Exercise: Go through the entries below and pick out every line with "right".

Records from a collection of figures:
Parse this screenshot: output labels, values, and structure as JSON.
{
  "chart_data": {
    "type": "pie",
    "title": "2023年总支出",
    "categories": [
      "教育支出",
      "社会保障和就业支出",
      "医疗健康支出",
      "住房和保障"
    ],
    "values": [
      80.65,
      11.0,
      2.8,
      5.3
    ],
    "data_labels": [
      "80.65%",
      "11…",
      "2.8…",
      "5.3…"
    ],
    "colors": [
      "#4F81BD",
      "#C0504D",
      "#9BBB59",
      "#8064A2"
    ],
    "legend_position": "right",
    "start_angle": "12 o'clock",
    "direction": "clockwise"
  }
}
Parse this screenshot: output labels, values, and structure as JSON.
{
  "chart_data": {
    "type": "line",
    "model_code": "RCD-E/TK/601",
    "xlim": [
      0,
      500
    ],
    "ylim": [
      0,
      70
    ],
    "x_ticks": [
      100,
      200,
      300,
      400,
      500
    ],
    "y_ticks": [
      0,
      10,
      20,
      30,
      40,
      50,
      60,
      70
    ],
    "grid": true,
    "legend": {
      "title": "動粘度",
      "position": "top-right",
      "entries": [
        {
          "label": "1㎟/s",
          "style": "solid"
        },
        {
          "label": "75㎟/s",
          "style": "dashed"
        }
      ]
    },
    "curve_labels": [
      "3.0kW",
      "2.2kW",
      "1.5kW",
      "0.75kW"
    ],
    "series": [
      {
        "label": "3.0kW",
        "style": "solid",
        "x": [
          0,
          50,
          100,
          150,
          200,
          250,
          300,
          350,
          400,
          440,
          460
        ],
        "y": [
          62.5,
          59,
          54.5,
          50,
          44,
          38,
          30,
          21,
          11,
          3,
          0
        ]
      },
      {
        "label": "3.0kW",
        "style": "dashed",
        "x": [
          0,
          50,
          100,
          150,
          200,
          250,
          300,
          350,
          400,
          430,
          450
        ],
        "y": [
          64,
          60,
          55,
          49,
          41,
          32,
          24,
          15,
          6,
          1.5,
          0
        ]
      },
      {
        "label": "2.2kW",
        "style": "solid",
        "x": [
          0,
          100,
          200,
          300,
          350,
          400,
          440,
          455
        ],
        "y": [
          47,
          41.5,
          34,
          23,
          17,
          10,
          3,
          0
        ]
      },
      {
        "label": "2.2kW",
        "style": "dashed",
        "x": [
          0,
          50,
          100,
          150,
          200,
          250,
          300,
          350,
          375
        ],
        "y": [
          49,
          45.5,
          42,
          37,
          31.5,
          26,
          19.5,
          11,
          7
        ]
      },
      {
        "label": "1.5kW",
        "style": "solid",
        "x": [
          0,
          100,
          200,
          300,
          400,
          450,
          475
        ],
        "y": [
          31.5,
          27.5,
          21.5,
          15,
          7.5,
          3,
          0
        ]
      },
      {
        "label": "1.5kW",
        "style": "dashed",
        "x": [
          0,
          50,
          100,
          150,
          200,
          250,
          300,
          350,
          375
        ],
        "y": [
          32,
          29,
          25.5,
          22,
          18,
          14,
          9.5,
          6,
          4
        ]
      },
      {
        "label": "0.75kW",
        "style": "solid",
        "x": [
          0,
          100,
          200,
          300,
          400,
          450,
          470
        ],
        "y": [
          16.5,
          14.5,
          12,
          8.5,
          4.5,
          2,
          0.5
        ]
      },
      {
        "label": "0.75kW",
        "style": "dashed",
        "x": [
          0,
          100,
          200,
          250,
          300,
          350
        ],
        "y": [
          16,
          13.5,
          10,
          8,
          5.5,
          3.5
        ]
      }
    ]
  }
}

Task solution:
    "legend_position": "right",
      "position": "top-right",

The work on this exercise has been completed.